__The request__
Look through the data below. Show each line where the string "JSON" occurs.
**** Supplied material
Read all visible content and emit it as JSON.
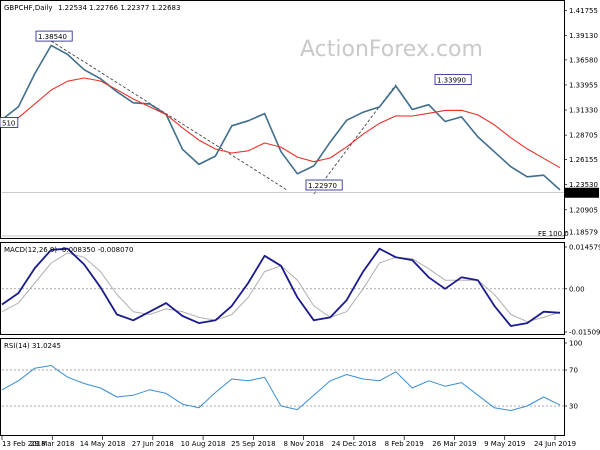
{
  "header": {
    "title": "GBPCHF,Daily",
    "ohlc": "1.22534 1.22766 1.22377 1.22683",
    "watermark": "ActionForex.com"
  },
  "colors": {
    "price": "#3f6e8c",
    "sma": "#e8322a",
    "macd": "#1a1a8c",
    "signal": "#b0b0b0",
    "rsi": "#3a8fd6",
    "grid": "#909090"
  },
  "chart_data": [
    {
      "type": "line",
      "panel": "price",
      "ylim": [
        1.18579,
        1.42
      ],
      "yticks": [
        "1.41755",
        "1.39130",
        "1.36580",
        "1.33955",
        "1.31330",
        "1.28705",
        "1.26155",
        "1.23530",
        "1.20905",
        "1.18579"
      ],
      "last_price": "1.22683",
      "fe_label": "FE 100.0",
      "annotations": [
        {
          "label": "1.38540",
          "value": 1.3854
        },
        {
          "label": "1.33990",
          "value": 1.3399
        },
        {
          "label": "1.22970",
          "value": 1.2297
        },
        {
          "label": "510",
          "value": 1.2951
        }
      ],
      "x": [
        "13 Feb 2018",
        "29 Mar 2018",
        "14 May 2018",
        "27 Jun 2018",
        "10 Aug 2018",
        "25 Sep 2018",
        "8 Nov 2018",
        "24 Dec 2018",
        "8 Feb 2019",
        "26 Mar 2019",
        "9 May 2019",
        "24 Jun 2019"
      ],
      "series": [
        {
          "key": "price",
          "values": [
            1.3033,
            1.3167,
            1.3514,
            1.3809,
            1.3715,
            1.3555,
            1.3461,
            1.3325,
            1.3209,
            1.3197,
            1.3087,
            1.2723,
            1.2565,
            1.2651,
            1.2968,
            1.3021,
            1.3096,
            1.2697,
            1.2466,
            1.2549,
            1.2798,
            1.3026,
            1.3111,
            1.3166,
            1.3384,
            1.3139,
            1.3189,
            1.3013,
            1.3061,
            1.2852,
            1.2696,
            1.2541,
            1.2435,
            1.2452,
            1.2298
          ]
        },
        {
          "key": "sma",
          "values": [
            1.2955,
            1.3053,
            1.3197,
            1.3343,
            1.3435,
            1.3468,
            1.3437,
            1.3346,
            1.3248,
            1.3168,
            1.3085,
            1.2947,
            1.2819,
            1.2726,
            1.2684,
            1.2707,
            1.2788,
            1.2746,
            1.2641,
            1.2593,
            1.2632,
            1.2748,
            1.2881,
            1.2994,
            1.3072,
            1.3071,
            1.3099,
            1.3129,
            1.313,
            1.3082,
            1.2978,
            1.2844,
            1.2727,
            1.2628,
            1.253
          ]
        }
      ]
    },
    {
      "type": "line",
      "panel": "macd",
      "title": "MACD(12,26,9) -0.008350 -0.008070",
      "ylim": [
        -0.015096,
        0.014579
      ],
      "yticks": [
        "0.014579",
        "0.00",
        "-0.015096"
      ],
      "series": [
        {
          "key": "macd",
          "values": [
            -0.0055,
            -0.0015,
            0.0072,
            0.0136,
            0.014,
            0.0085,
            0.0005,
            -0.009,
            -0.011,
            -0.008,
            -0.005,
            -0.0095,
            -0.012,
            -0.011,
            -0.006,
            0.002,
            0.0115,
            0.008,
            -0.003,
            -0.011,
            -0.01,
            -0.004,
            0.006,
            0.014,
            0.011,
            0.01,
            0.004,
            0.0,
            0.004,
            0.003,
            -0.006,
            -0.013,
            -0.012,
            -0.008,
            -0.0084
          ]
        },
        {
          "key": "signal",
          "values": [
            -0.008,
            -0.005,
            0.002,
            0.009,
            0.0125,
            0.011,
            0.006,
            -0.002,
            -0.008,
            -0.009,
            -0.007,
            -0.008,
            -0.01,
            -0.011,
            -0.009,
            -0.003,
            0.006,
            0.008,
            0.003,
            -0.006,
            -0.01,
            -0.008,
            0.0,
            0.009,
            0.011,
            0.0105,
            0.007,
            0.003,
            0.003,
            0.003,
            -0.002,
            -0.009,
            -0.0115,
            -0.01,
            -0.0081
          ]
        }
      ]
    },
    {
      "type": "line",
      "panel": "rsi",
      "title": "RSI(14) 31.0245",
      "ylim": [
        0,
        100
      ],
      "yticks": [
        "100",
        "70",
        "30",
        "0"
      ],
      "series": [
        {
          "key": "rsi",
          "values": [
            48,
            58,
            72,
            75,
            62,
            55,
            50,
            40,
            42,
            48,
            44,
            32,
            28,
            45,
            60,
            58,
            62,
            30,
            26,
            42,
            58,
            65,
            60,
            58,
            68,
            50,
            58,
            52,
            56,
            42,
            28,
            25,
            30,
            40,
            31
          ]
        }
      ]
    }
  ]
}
********
**** Supplied material
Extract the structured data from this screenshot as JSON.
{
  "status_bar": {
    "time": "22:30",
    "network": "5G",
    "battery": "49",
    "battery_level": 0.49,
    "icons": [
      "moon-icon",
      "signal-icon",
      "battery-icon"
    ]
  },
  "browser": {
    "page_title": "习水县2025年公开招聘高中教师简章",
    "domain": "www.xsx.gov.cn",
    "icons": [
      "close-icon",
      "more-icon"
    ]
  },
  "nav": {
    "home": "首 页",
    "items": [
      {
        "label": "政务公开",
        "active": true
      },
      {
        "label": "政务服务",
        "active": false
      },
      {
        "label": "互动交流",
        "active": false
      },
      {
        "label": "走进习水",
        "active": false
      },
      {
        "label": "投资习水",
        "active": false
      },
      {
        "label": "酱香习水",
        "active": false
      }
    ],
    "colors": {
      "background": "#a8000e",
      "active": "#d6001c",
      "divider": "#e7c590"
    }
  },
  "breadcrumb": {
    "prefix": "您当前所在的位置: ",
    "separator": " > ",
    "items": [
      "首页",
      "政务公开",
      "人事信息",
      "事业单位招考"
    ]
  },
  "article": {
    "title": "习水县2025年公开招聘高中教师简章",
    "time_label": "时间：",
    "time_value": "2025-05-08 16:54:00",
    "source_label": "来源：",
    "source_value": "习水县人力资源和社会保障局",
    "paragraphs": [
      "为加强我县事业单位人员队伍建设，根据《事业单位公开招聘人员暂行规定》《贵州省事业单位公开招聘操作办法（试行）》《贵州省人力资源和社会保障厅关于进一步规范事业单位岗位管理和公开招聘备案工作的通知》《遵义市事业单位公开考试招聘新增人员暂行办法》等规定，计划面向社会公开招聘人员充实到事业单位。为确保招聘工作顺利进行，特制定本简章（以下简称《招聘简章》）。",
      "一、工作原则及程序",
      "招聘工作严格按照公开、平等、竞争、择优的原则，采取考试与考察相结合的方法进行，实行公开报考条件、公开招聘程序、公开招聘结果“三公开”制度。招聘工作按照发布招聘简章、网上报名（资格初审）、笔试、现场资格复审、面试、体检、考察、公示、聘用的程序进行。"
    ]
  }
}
********
__Exercise response__
Read all visible content and emit it as JSON.
Extract the structured data from this screenshot as JSON.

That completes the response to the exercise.